## Data for this exercise
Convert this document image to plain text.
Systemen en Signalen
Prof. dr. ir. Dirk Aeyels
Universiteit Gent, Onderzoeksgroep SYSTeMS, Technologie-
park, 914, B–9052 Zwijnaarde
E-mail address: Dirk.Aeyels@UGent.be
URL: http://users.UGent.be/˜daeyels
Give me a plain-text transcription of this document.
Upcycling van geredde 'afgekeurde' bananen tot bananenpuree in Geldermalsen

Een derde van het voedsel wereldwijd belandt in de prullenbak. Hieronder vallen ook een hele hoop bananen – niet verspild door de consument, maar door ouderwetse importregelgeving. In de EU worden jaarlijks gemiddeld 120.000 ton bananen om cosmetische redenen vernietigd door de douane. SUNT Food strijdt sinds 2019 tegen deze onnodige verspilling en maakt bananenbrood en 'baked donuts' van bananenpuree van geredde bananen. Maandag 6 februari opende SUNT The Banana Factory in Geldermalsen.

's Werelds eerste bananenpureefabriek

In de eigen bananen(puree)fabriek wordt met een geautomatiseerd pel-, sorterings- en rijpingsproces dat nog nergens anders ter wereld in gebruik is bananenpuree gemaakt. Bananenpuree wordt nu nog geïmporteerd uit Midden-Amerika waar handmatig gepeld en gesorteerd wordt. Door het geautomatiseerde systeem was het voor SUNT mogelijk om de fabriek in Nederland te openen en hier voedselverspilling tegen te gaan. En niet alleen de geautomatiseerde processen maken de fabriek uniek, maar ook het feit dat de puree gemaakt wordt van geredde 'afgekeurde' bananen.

## Task goal
Your task is to quote the listing above word for word.

## Solution for this problem
Convert this document image to plain text.
Systemen en Signalen
Prof. dr. ir. Dirk Aeyels
Universiteit Gent, Onderzoeksgroep SYSTeMS, Technologie-
park, 914, B–9052 Zwijnaarde
E-mail address: Dirk.Aeyels@UGent.be
URL: http://users.UGent.be/˜daeyels
Give me a plain-text transcription of this document.
Upcycling van geredde 'afgekeurde' bananen tot bananenpuree in Geldermalsen

Een derde van het voedsel wereldwijd belandt in de prullenbak. Hieronder vallen ook een hele hoop bananen – niet verspild door de consument, maar door ouderwetse importregelgeving. In de EU worden jaarlijks gemiddeld 120.000 ton bananen om cosmetische redenen vernietigd door de douane. SUNT Food strijdt sinds 2019 tegen deze onnodige verspilling en maakt bananenbrood en 'baked donuts' van bananenpuree van geredde bananen. Maandag 6 februari opende SUNT The Banana Factory in Geldermalsen.

's Werelds eerste bananenpureefabriek

In de eigen bananen(puree)fabriek wordt met een geautomatiseerd pel-, sorterings- en rijpingsproces dat nog nergens anders ter wereld in gebruik is bananenpuree gemaakt. Bananenpuree wordt nu nog geïmporteerd uit Midden-Amerika waar handmatig gepeld en gesorteerd wordt. Door het geautomatiseerde systeem was het voor SUNT mogelijk om de fabriek in Nederland te openen en hier voedselverspilling tegen te gaan. En niet alleen de geautomatiseerde processen maken de fabriek uniek, maar ook het feit dat de puree gemaakt wordt van geredde 'afgekeurde' bananen.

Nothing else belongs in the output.